DOCUMENT TEXT:
········
# In Honor of Hertz9753



## BWG (Mar 25, 2021)

Hey guys, been a while since I've been around here, but if you remember hertz, you might appreciate this: https://forums.extremehw.net/topic/1070-in-honor-of-hertz9753-build-log/?do=getNewComment


----------



## thebluebumblebee (Mar 25, 2021)

In honor of???

Edit: I'm not asking who, I'm asking why.


----------



## BWG (Mar 26, 2021)

He used to fold here. Also, for OCN.



thebluebumblebee said:


> In honor of???
> 
> Edit: I'm not asking who, I'm asking why.











						Obituary for Michael  Hertz at Eastgate Funeral & Cremation Service
					

Michael Wayne Hertz, 50, passed away Wednesday, January 17th, 2018, at his home of natural causes. A memorial service will be held at 100 pm Monday, January 22, at Faith Lutheran Church, 1402 E. Avenue C., Bismarck. A prayer service will be held at 300 pm Sunday, January 21, at



					www.eastgatefuneral.com
				




Do you guys run any monthly events I could fold his card in for him to show up on? I have almost all of his passkeys.


----------



## zotric (Apr 16, 2021)

thebluebumblebee said:


> In honor of???
> 
> Edit: I'm not asking who, I'm asking why.


I just clicked the link to find out.


----------



## BWG (Apr 24, 2021)

Ok, should be dropping points today here.


----------



## 64K (Apr 24, 2021)

Sorry to hear this. He started the thread in the Lounge called Mike's Music Club. One of the more popular threads there and I regularly use it.


----------



## qubit (Apr 24, 2021)

I never knew him, but really sorry to hear he’s passed. Sounds like a great guy.


----------



## 1freedude (May 4, 2021)

Thats what I get for working too much, missing news like this.  We chatted a few times many years ago.

Rest in peace, brother


----------



## MentalAcetylide (May 5, 2021)

50 is quite young by today's standard. Brad McQuade also passed away in late 2019 at the same age. He was the lead programmer/designer of Sony Online Entertainment's Everquest for a while. Before his passing, he was working on a new MMORPG "Pantheon" or something like that.


----------



## BWG (May 6, 2021)

Yeah, he was a cool guy. Glad I still had the GPU. We actually have an event on EHW it's folding in, and it's doing really well being water-cooled and all. Just parts I had in reserve from long ago were used and some prizing from an event.


----------



## bogmali (May 6, 2021)

Remember him when I was folding at full force here. Will switch my machines in his honor.









						hertz9753
					






					www.techpowerup.com


----------



## BWG (May 7, 2021)
········
DATA LISTING:
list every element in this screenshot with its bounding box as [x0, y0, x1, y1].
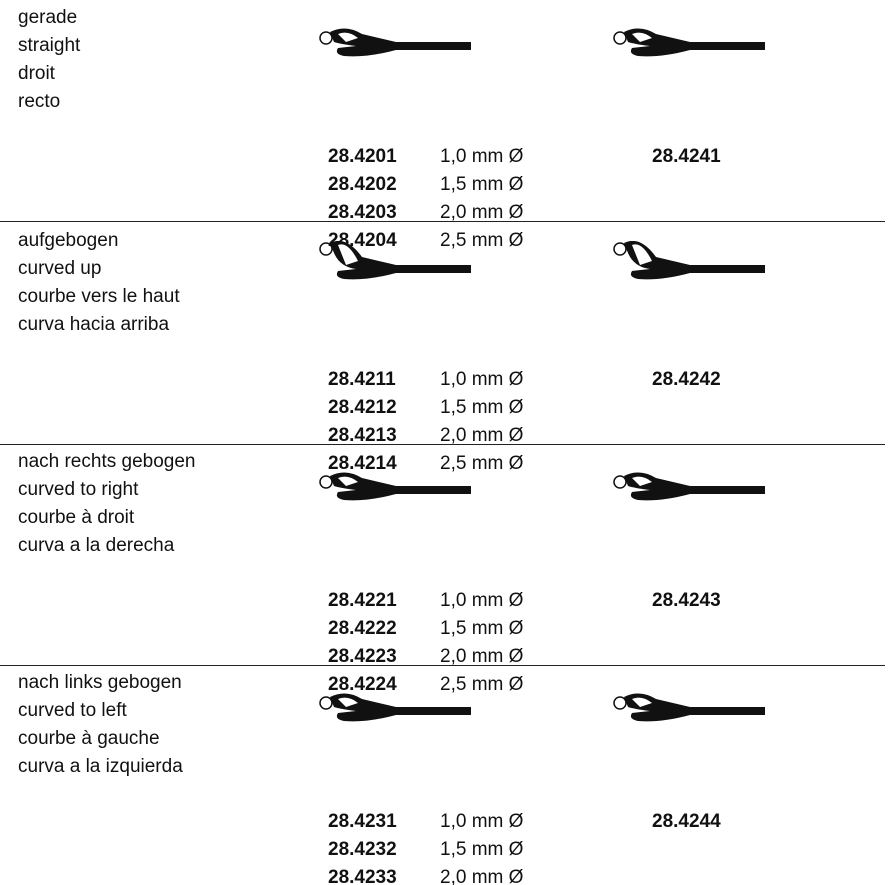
product-size: 2,0 mm Ø	[440, 202, 524, 223]
instrument-drawing	[319, 28, 471, 57]
product-code: 28.4233	[328, 867, 397, 885]
alt-product-code: 28.4243	[652, 590, 721, 611]
product-size: 1,0 mm Ø	[440, 590, 524, 611]
row-separator	[0, 221, 885, 222]
row-separator	[0, 665, 885, 666]
product-code: 28.4212	[328, 397, 397, 418]
product-size: 2,0 mm Ø	[440, 425, 524, 446]
instrument-drawing	[319, 241, 471, 280]
instrument-drawing	[613, 693, 765, 722]
product-code: 28.4202	[328, 174, 397, 195]
row-label: nach rechts gebogen	[18, 451, 196, 472]
product-code: 28.4201	[328, 146, 397, 167]
instrument-drawing	[319, 472, 471, 501]
product-size: 1,0 mm Ø	[440, 369, 524, 390]
product-size: 2,5 mm Ø	[440, 453, 524, 474]
row-label: curved up	[18, 258, 102, 279]
product-size: 2,0 mm Ø	[440, 646, 524, 667]
row-label: curved to left	[18, 700, 127, 721]
alt-product-code: 28.4241	[652, 146, 721, 167]
product-code: 28.4222	[328, 618, 397, 639]
row-label: curva a la izquierda	[18, 756, 183, 777]
row-label: curva a la derecha	[18, 535, 175, 556]
row-label: recto	[18, 91, 61, 112]
row-label: gerade	[18, 7, 78, 28]
product-code: 28.4231	[328, 811, 397, 832]
product-size: 1,0 mm Ø	[440, 811, 524, 832]
instrument-drawing	[319, 693, 471, 722]
product-code: 28.4224	[328, 674, 397, 695]
product-size: 1,0 mm Ø	[440, 146, 524, 167]
row-label: curved to right	[18, 479, 139, 500]
row-label: aufgebogen	[18, 230, 119, 251]
product-code: 28.4214	[328, 453, 397, 474]
instrument-drawing	[613, 28, 765, 57]
row-label: courbe à droit	[18, 507, 135, 528]
instrument-drawing	[613, 472, 765, 501]
row-separator	[0, 444, 885, 445]
product-size: 2,5 mm Ø	[440, 230, 524, 251]
product-size: 1,5 mm Ø	[440, 174, 524, 195]
row-label: straight	[18, 35, 81, 56]
product-size: 1,5 mm Ø	[440, 397, 524, 418]
product-size: 1,5 mm Ø	[440, 839, 524, 860]
product-code: 28.4213	[328, 425, 397, 446]
row-label: nach links gebogen	[18, 672, 182, 693]
row-label: courbe vers le haut	[18, 286, 180, 307]
row-label: droit	[18, 63, 55, 84]
alt-product-code: 28.4244	[652, 811, 721, 832]
product-code: 28.4211	[328, 369, 396, 390]
product-code: 28.4203	[328, 202, 397, 223]
product-size: 1,5 mm Ø	[440, 618, 524, 639]
instrument-drawing	[613, 241, 765, 280]
product-size: 2,0 mm Ø	[440, 867, 524, 885]
alt-product-code: 28.4242	[652, 369, 721, 390]
product-code: 28.4223	[328, 646, 397, 667]
row-label: curva hacia arriba	[18, 314, 170, 335]
product-code: 28.4221	[328, 590, 397, 611]
row-label: courbe à gauche	[18, 728, 160, 749]
product-code: 28.4232	[328, 839, 397, 860]
product-size: 2,5 mm Ø	[440, 674, 524, 695]
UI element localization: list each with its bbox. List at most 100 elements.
········
CHALLENGE A: In the forum thread about Hertz9753, rewrite the passage from "## thebluebumblebee (Mar" up to and including "Also, for OCN.", swapping "fold" for "crunch".
CHALLENGE B:
Answer these questions using the forum thread about Hertz9753:
(i) How old was Michael Wayne Hertz when he passed away?
(ii) What was the name of the thread he started in the Lounge?
(iii) Who was the lead programmer/designer of Everquest for a while?
CHALLENGE C: Carry on the forum thread about Hertz9753 from the point where it ends.

OUTPUT A:
## thebluebumblebee (Mar 25, 2021)

In honor of???

Edit: I'm not asking who, I'm asking why.


----------



## BWG (Mar 26, 2021)

He used to crunch here. Also, for OCN.

OUTPUT B:
(i) He was 50.
(ii) Mike's Music Club.
(iii) Brad McQuade.

OUTPUT C:
I pushed the power up from 141 watts to 150 watts in the bios today on his 960. Do you need a passkey for him?


----------



## bogmali (May 7, 2021)

BWG said:


> I pushed the power up from 141 watts to 150 watts in the bios today on his 960. Do you need a passkey for him?



Should not but I'll let you know if I do

EDIT: Seeing that you are at Extreme, do you remember Mike047? Here is his profile here: https://www.techpowerup.com/forums/members/mike047.68441/


----------



## BWG (May 7, 2021)

bogmali said:


> Should not but I'll let you know if I do
> 
> EDIT: Seeing that you are at Extreme, do you remember Mike047? Here is his profile here: https://www.techpowerup.com/forums/members/mike047.68441/



No, but it's ExtremeHW which might not be the same Extreme you're thinking of. My Extreme is an OCN Manager Spin-Off Forum made in the past few years.


----------



## BWG (May 16, 2021)

I forgot to add the advanced flag, so I did that yesterday. Now she's really rolling. 1560 MHz GTX 960 and it has a little more headroom with the power limit raised, but I'll just stay here for now. The card may even win the competition it's in.

Going to switch the team #, but it'll return next month sometime.


----------



## JinuIslife8 (Jun 1, 2021)

RIP this man he must've been a great guy here.


----------



## BWG (Aug 17, 2021)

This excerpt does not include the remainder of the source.